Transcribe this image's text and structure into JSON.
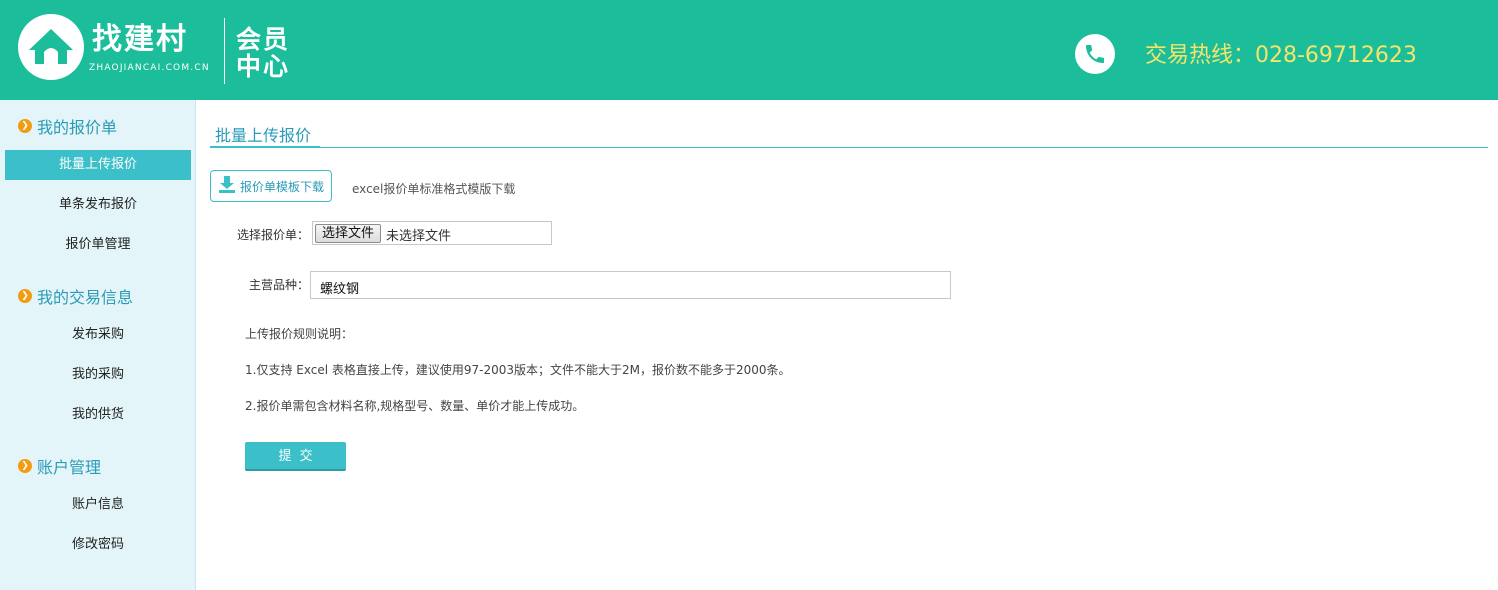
{
  "header": {
    "brand": "找建村",
    "domain": "ZHAOJIANCAI.COM.CN",
    "member_line1": "会员",
    "member_line2": "中心",
    "hotline": "交易热线：028-69712623"
  },
  "sidebar": {
    "sections": [
      {
        "title": "我的报价单",
        "items": [
          "批量上传报价",
          "单条发布报价",
          "报价单管理"
        ]
      },
      {
        "title": "我的交易信息",
        "items": [
          "发布采购",
          "我的采购",
          "我的供货"
        ]
      },
      {
        "title": "账户管理",
        "items": [
          "账户信息",
          "修改密码"
        ]
      }
    ],
    "active_item": "批量上传报价"
  },
  "main": {
    "title": "批量上传报价",
    "download_button": "报价单模板下载",
    "download_note": "excel报价单标准格式模版下载",
    "file_label": "选择报价单：",
    "file_button": "选择文件",
    "file_status": "未选择文件",
    "category_label": "主营品种：",
    "category_value": "螺纹钢",
    "rules_title": "上传报价规则说明：",
    "rule1": "1.仅支持 Excel 表格直接上传，建议使用97-2003版本；文件不能大于2M，报价数不能多于2000条。",
    "rule2": "2.报价单需包含材料名称,规格型号、数量、单价才能上传成功。",
    "submit": "提交"
  },
  "colors": {
    "header_bg": "#1bbd9b",
    "hotline": "#f5e56a",
    "accent": "#3bbfc8",
    "section_icon": "#f39c12",
    "sidebar_bg": "#e3f5f8"
  }
}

----

● **Given task**
Lines that hold "批量上传报价" are the ones to copy; find all of them.

● **Correct response**
          "批量上传报价",
    "active_item": "批量上传报价"
    "title": "批量上传报价",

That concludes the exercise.